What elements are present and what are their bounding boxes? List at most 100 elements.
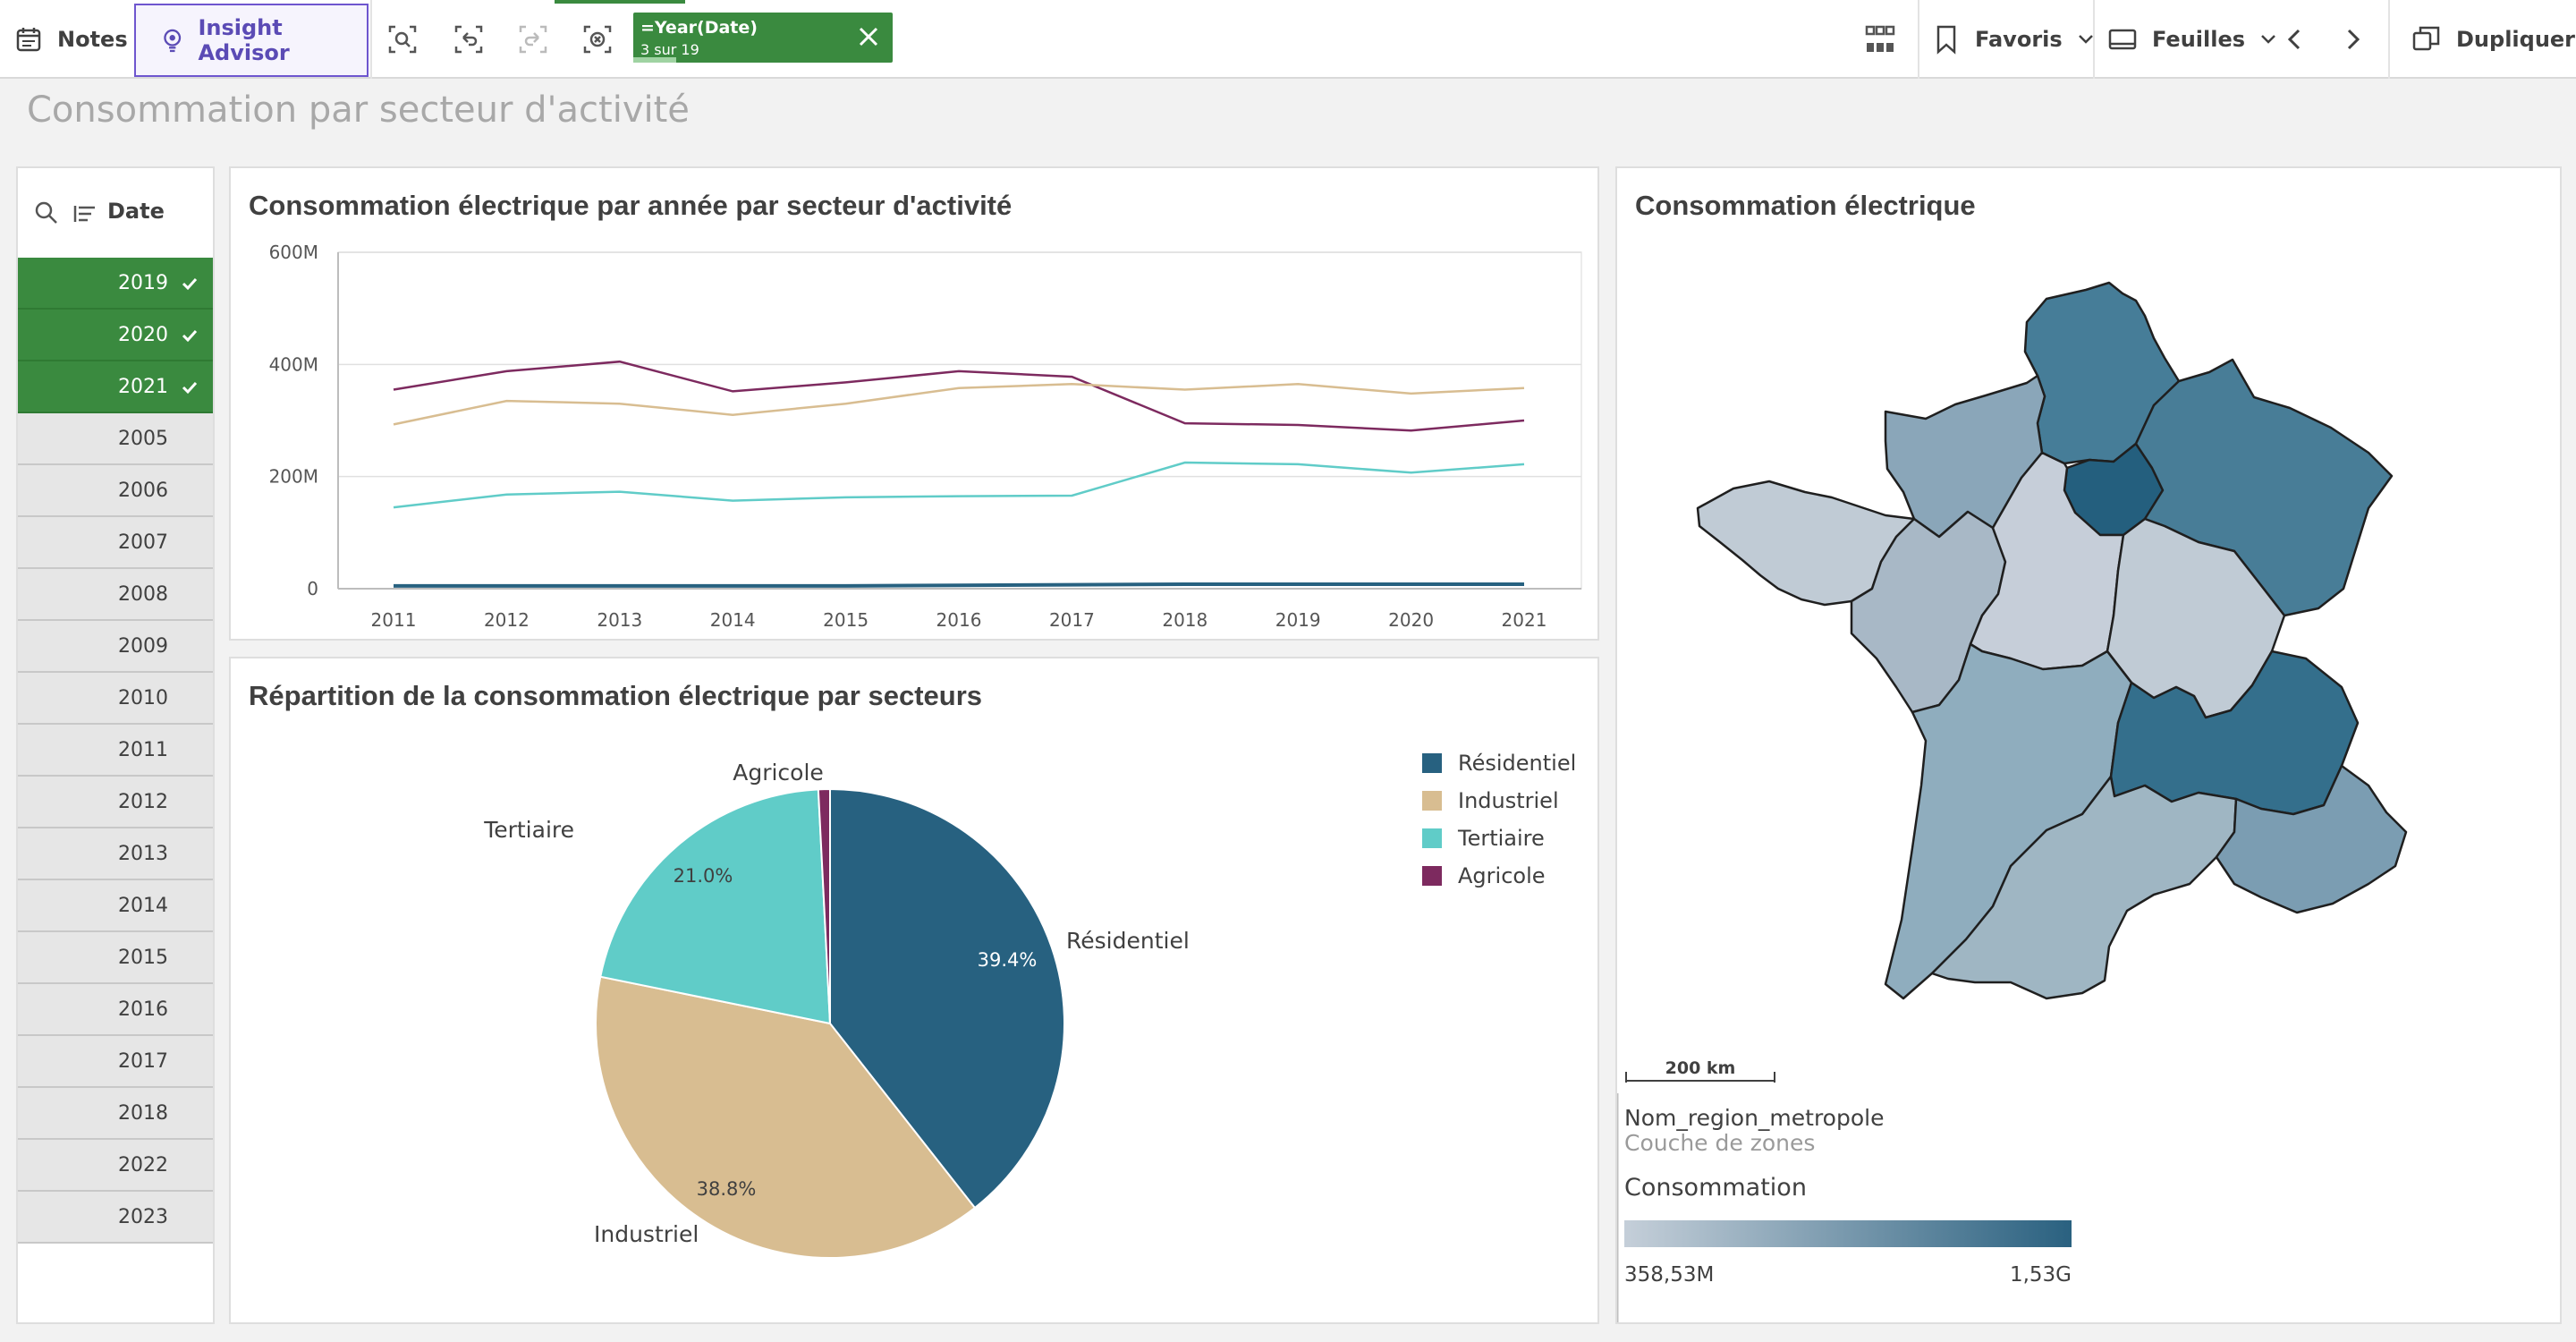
filter-item-label: 2009 xyxy=(118,635,168,658)
legend-swatch xyxy=(1422,828,1442,848)
filter-item-label: 2017 xyxy=(118,1050,168,1073)
filter-item-label: 2021 xyxy=(118,376,168,398)
filter-item-2006[interactable]: 2006 xyxy=(18,465,213,517)
grid-view-icon[interactable] xyxy=(1864,23,1896,55)
filter-item-2018[interactable]: 2018 xyxy=(18,1088,213,1140)
insight-advisor-label: Insight Advisor xyxy=(198,15,290,65)
filter-item-2008[interactable]: 2008 xyxy=(18,569,213,621)
toolbar: Notes Insight Advisor =Year(Date) 3 sur … xyxy=(0,0,2576,79)
filter-item-label: 2013 xyxy=(118,843,168,865)
filter-item-label: 2015 xyxy=(118,947,168,969)
legend-label[interactable]: Résidentiel xyxy=(1458,751,1576,776)
filter-item-2009[interactable]: 2009 xyxy=(18,621,213,673)
pie-chart[interactable]: Résidentiel 39.4% Industriel 38.8% Tertiaire… xyxy=(231,658,1597,1322)
feuilles-label: Feuilles xyxy=(2152,27,2246,52)
check-icon xyxy=(182,329,198,343)
selection-count: 3 sur 19 xyxy=(640,41,699,58)
close-icon[interactable] xyxy=(857,25,880,48)
x-tick-label: 2020 xyxy=(1388,609,1434,631)
tab-accent-bar xyxy=(555,0,685,4)
france-region-map[interactable]: 200 km Nom_region_metropole Couche de zo… xyxy=(1617,168,2560,1322)
filter-list-icon xyxy=(73,206,95,222)
map-legend-title: Consommation xyxy=(1624,1174,1807,1202)
filter-item-2010[interactable]: 2010 xyxy=(18,673,213,725)
filter-value-list: 2019 2020 2021 2005 2006 2007 2008 2009 2010 2011… xyxy=(18,258,213,1244)
filter-item-label: 2023 xyxy=(118,1206,168,1228)
map-legend-max: 1,53G xyxy=(2010,1263,2072,1287)
insight-advisor-button[interactable]: Insight Advisor xyxy=(134,4,369,77)
clear-selections-icon[interactable] xyxy=(581,23,614,55)
filter-item-2007[interactable]: 2007 xyxy=(18,517,213,569)
x-tick-label: 2014 xyxy=(710,609,756,631)
y-tick-label: 600M xyxy=(269,242,318,263)
map-panel: Consommation électrique 200 km Nom_regio… xyxy=(1615,166,2562,1324)
line-chart[interactable]: 0 200M 400M 600M 2011 2012 2013 2014 2015 2016 201… xyxy=(231,168,1597,639)
filter-item-label: 2016 xyxy=(118,998,168,1021)
toolbar-divider xyxy=(2093,0,2095,79)
pie-label: Industriel xyxy=(594,1221,699,1247)
filter-item-2016[interactable]: 2016 xyxy=(18,984,213,1036)
x-tick-label: 2016 xyxy=(936,609,982,631)
check-icon xyxy=(182,277,198,291)
filter-item-2020[interactable]: 2020 xyxy=(18,310,213,361)
x-tick-label: 2012 xyxy=(484,609,530,631)
sheet-title: Consommation par secteur d'activité xyxy=(27,89,690,131)
legend-swatch xyxy=(1422,791,1442,811)
filter-item-2012[interactable]: 2012 xyxy=(18,777,213,828)
chevron-down-icon xyxy=(2261,35,2275,44)
filter-item-label: 2014 xyxy=(118,895,168,917)
filter-item-label: 2019 xyxy=(118,272,168,294)
previous-sheet-icon[interactable] xyxy=(2279,23,2311,55)
notes-icon xyxy=(16,28,41,52)
map-scale-label: 200 km xyxy=(1665,1058,1736,1078)
filter-item-2021[interactable]: 2021 xyxy=(18,361,213,413)
x-tick-label: 2019 xyxy=(1275,609,1321,631)
filter-item-2014[interactable]: 2014 xyxy=(18,880,213,932)
filter-item-label: 2011 xyxy=(118,739,168,761)
feuilles-button[interactable]: Feuilles xyxy=(2107,0,2279,79)
legend-label[interactable]: Industriel xyxy=(1458,788,1559,813)
x-tick-label: 2017 xyxy=(1049,609,1095,631)
map-legend-min: 358,53M xyxy=(1624,1263,1714,1287)
duplicate-icon xyxy=(2412,26,2440,51)
next-sheet-icon[interactable] xyxy=(2336,23,2368,55)
smart-search-icon[interactable] xyxy=(386,23,419,55)
notes-button[interactable]: Notes xyxy=(14,0,128,79)
pie-label: Résidentiel xyxy=(1066,928,1190,954)
filter-item-2022[interactable]: 2022 xyxy=(18,1140,213,1192)
y-tick-label: 200M xyxy=(269,466,318,488)
pie-percent-label: 21.0% xyxy=(674,865,733,887)
line-chart-panel: Consommation électrique par année par se… xyxy=(229,166,1599,641)
legend-label[interactable]: Tertiaire xyxy=(1457,826,1545,851)
pie-chart-panel: Répartition de la consommation électriqu… xyxy=(229,657,1599,1324)
filter-item-label: 2006 xyxy=(118,480,168,502)
filter-item-2015[interactable]: 2015 xyxy=(18,932,213,984)
filter-item-label: 2020 xyxy=(118,324,168,346)
filter-header[interactable]: Date xyxy=(18,168,213,256)
dupliquer-button[interactable]: Dupliquer xyxy=(2411,0,2575,79)
filter-item-2013[interactable]: 2013 xyxy=(18,828,213,880)
filter-item-2019[interactable]: 2019 xyxy=(18,258,213,310)
selection-chip-year[interactable]: =Year(Date) 3 sur 19 xyxy=(633,13,893,63)
x-tick-label: 2013 xyxy=(597,609,642,631)
filter-item-2023[interactable]: 2023 xyxy=(18,1192,213,1244)
filter-item-2017[interactable]: 2017 xyxy=(18,1036,213,1088)
date-filter-pane: Date 2019 2020 2021 2005 2006 2007 2008 2009 201… xyxy=(16,166,215,1324)
step-back-icon[interactable] xyxy=(453,23,485,55)
y-tick-label: 400M xyxy=(269,353,318,375)
favoris-label: Favoris xyxy=(1975,27,2063,52)
filter-item-2005[interactable]: 2005 xyxy=(18,413,213,465)
pie-label: Agricole xyxy=(733,760,824,786)
filter-item-label: 2012 xyxy=(118,791,168,813)
filter-item-label: 2018 xyxy=(118,1102,168,1125)
filter-item-label: 2022 xyxy=(118,1154,168,1176)
step-forward-icon[interactable] xyxy=(517,23,549,55)
sheets-icon xyxy=(2108,29,2137,50)
filter-item-2011[interactable]: 2011 xyxy=(18,725,213,777)
notes-label: Notes xyxy=(57,27,128,52)
x-tick-label: 2021 xyxy=(1502,609,1547,631)
search-icon[interactable] xyxy=(34,200,59,225)
series-line-3[interactable] xyxy=(394,582,1524,588)
favoris-button[interactable]: Favoris xyxy=(1934,0,2097,79)
legend-label[interactable]: Agricole xyxy=(1458,863,1546,888)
........
*WHAT YOU WILL DO:*
Update the lines from the one containing "filter-item-label: 2009 xyxy=(118,635,168,658)" through the one containing "filter-item-2006[interactable]: 2006 xyxy=(18,465,213,517)", changing "filter-item-label" to "year-label" and leaving everything else as it is.

*FULL SOLUTION:*
year-label: 2009 xyxy=(118,635,168,658)
legend-swatch xyxy=(1422,828,1442,848)
year-label: 2017 xyxy=(118,1050,168,1073)
year-label: 2021 xyxy=(118,376,168,398)
filter-item-2006[interactable]: 2006 xyxy=(18,465,213,517)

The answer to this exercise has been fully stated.